- _Your objective_: Please output every line of the material as it stands, without the pictures.
======== Data for the task
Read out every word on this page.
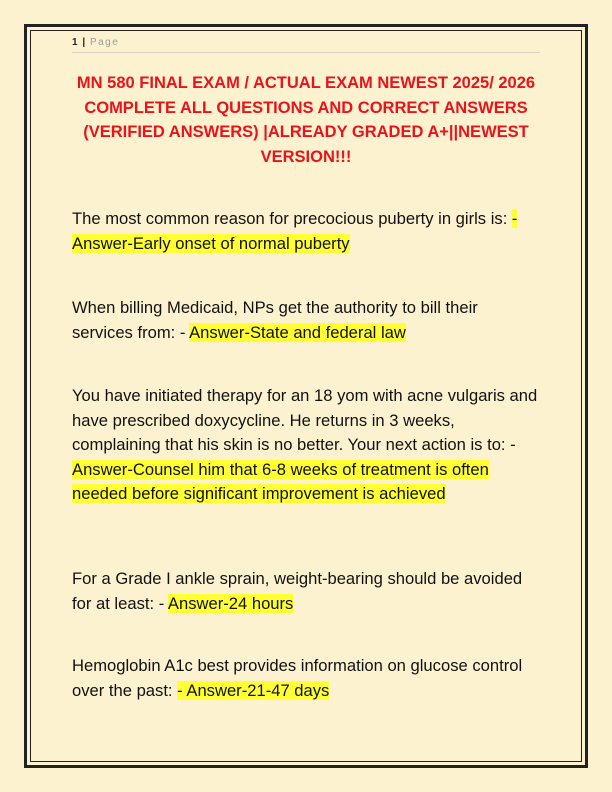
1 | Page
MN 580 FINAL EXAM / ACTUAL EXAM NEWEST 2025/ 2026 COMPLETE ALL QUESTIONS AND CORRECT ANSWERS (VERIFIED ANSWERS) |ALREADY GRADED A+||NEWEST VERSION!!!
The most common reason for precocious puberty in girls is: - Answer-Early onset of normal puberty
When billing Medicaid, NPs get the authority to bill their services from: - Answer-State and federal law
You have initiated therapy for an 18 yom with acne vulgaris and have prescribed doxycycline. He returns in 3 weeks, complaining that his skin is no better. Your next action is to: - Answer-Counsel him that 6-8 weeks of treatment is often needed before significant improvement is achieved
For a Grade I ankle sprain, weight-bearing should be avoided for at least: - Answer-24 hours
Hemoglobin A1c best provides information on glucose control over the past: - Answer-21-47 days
================
- _Reply_:
Read out every word on this page.
1 | Page
MN 580 FINAL EXAM / ACTUAL EXAM NEWEST 2025/ 2026 COMPLETE ALL QUESTIONS AND CORRECT ANSWERS (VERIFIED ANSWERS) |ALREADY GRADED A+||NEWEST VERSION!!!
The most common reason for precocious puberty in girls is: - Answer-Early onset of normal puberty
When billing Medicaid, NPs get the authority to bill their services from: - Answer-State and federal law
You have initiated therapy for an 18 yom with acne vulgaris and have prescribed doxycycline. He returns in 3 weeks, complaining that his skin is no better. Your next action is to: - Answer-Counsel him that 6-8 weeks of treatment is often needed before significant improvement is achieved
For a Grade I ankle sprain, weight-bearing should be avoided for at least: - Answer-24 hours
Hemoglobin A1c best provides information on glucose control over the past: - Answer-21-47 days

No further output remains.